Dataset records
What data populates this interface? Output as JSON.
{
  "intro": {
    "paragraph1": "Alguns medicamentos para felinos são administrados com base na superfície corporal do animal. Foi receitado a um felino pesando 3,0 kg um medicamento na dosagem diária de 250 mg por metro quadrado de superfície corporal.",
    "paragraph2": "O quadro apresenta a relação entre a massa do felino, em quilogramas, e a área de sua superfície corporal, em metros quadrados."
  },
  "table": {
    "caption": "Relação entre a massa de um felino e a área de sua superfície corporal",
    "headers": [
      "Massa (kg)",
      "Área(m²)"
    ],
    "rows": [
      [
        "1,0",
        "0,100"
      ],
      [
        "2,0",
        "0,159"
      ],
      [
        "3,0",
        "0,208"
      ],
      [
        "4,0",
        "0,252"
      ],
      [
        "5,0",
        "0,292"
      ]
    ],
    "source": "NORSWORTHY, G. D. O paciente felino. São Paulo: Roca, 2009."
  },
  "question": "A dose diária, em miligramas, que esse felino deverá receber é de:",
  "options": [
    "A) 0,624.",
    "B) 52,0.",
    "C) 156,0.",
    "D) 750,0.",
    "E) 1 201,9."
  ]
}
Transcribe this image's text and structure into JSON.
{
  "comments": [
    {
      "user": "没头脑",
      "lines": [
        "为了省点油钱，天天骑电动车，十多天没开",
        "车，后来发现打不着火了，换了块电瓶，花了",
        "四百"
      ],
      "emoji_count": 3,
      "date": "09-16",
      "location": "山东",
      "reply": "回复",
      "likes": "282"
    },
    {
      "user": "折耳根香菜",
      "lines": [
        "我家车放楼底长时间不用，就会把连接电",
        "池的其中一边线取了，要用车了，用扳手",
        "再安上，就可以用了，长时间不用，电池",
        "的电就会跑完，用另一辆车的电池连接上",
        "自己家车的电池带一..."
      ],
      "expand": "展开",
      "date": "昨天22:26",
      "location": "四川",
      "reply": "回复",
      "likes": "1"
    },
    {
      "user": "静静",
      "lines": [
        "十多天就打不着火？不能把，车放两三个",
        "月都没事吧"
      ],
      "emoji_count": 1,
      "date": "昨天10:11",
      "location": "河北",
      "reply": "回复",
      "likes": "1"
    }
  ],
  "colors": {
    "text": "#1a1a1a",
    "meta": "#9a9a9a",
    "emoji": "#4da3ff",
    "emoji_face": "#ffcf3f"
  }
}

WHAT IS BEING ASKED:
Restate the listing above word for word.

WRITTEN SOLUTION:
What data populates this interface? Output as JSON.
{
  "intro": {
    "paragraph1": "Alguns medicamentos para felinos são administrados com base na superfície corporal do animal. Foi receitado a um felino pesando 3,0 kg um medicamento na dosagem diária de 250 mg por metro quadrado de superfície corporal.",
    "paragraph2": "O quadro apresenta a relação entre a massa do felino, em quilogramas, e a área de sua superfície corporal, em metros quadrados."
  },
  "table": {
    "caption": "Relação entre a massa de um felino e a área de sua superfície corporal",
    "headers": [
      "Massa (kg)",
      "Área(m²)"
    ],
    "rows": [
      [
        "1,0",
        "0,100"
      ],
      [
        "2,0",
        "0,159"
      ],
      [
        "3,0",
        "0,208"
      ],
      [
        "4,0",
        "0,252"
      ],
      [
        "5,0",
        "0,292"
      ]
    ],
    "source": "NORSWORTHY, G. D. O paciente felino. São Paulo: Roca, 2009."
  },
  "question": "A dose diária, em miligramas, que esse felino deverá receber é de:",
  "options": [
    "A) 0,624.",
    "B) 52,0.",
    "C) 156,0.",
    "D) 750,0.",
    "E) 1 201,9."
  ]
}
Transcribe this image's text and structure into JSON.
{
  "comments": [
    {
      "user": "没头脑",
      "lines": [
        "为了省点油钱，天天骑电动车，十多天没开",
        "车，后来发现打不着火了，换了块电瓶，花了",
        "四百"
      ],
      "emoji_count": 3,
      "date": "09-16",
      "location": "山东",
      "reply": "回复",
      "likes": "282"
    },
    {
      "user": "折耳根香菜",
      "lines": [
        "我家车放楼底长时间不用，就会把连接电",
        "池的其中一边线取了，要用车了，用扳手",
        "再安上，就可以用了，长时间不用，电池",
        "的电就会跑完，用另一辆车的电池连接上",
        "自己家车的电池带一..."
      ],
      "expand": "展开",
      "date": "昨天22:26",
      "location": "四川",
      "reply": "回复",
      "likes": "1"
    },
    {
      "user": "静静",
      "lines": [
        "十多天就打不着火？不能把，车放两三个",
        "月都没事吧"
      ],
      "emoji_count": 1,
      "date": "昨天10:11",
      "location": "河北",
      "reply": "回复",
      "likes": "1"
    }
  ],
  "colors": {
    "text": "#1a1a1a",
    "meta": "#9a9a9a",
    "emoji": "#4da3ff",
    "emoji_face": "#ffcf3f"
  }
}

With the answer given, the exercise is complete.